▸ **REQUIREMENT**
Return each line of the records with nothing changed, pictures excepted.
--- Start DATA PROVIDED ---
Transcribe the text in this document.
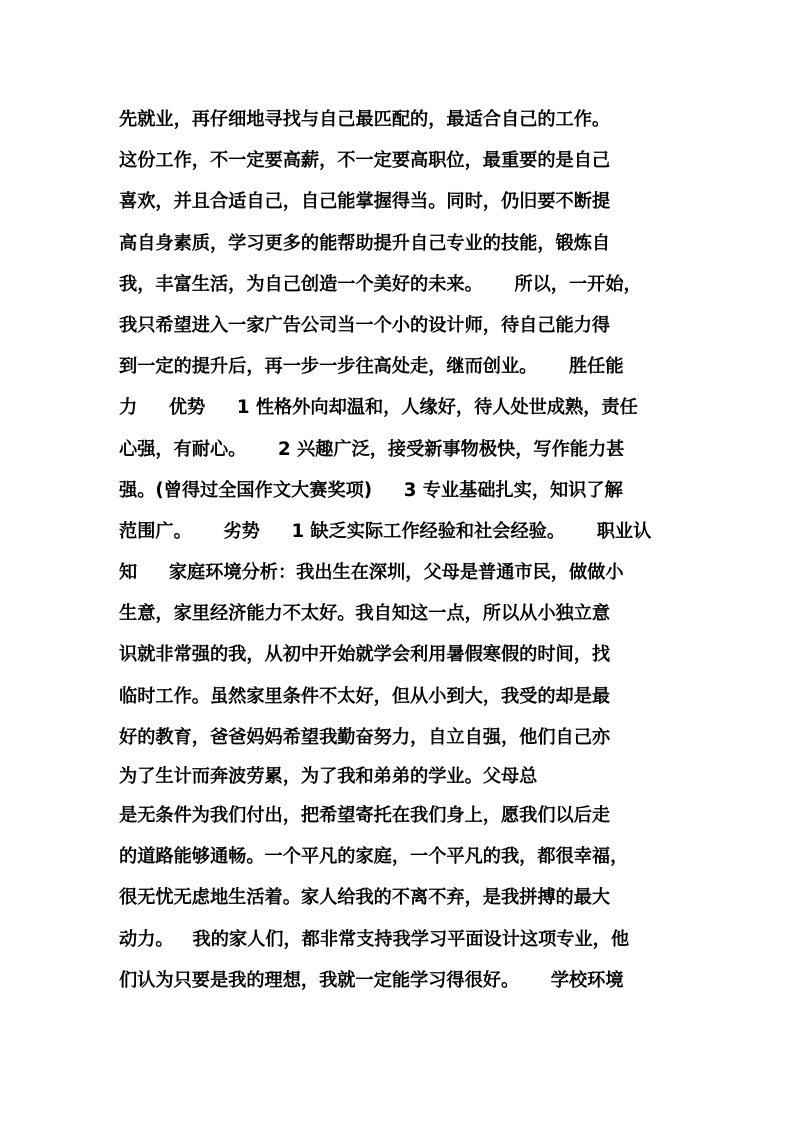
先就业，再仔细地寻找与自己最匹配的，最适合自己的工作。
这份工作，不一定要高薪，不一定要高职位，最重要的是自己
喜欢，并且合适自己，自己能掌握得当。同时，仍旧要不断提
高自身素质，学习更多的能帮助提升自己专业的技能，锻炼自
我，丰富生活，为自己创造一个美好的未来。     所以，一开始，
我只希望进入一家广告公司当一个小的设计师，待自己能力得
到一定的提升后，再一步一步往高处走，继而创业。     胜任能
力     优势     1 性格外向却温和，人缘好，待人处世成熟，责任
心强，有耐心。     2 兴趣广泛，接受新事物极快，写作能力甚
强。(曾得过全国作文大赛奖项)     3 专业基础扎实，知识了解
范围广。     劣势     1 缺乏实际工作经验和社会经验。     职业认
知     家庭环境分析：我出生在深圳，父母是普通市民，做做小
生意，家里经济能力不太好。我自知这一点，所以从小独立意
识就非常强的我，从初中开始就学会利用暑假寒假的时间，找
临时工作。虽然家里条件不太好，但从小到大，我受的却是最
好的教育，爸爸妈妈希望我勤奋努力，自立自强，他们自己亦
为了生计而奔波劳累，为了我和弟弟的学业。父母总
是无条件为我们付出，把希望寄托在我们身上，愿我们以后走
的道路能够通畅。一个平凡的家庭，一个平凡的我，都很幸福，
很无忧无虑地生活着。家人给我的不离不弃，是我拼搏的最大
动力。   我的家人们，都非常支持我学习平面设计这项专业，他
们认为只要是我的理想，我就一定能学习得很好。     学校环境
--- End DATA PROVIDED ---
▸ **THE COMPLETED TASK**
Transcribe the text in this document.
先就业，再仔细地寻找与自己最匹配的，最适合自己的工作。
这份工作，不一定要高薪，不一定要高职位，最重要的是自己
喜欢，并且合适自己，自己能掌握得当。同时，仍旧要不断提
高自身素质，学习更多的能帮助提升自己专业的技能，锻炼自
我，丰富生活，为自己创造一个美好的未来。     所以，一开始，
我只希望进入一家广告公司当一个小的设计师，待自己能力得
到一定的提升后，再一步一步往高处走，继而创业。     胜任能
力     优势     1 性格外向却温和，人缘好，待人处世成熟，责任
心强，有耐心。     2 兴趣广泛，接受新事物极快，写作能力甚
强。(曾得过全国作文大赛奖项)     3 专业基础扎实，知识了解
范围广。     劣势     1 缺乏实际工作经验和社会经验。     职业认
知     家庭环境分析：我出生在深圳，父母是普通市民，做做小
生意，家里经济能力不太好。我自知这一点，所以从小独立意
识就非常强的我，从初中开始就学会利用暑假寒假的时间，找
临时工作。虽然家里条件不太好，但从小到大，我受的却是最
好的教育，爸爸妈妈希望我勤奋努力，自立自强，他们自己亦
为了生计而奔波劳累，为了我和弟弟的学业。父母总
是无条件为我们付出，把希望寄托在我们身上，愿我们以后走
的道路能够通畅。一个平凡的家庭，一个平凡的我，都很幸福，
很无忧无虑地生活着。家人给我的不离不弃，是我拼搏的最大
动力。   我的家人们，都非常支持我学习平面设计这项专业，他
们认为只要是我的理想，我就一定能学习得很好。     学校环境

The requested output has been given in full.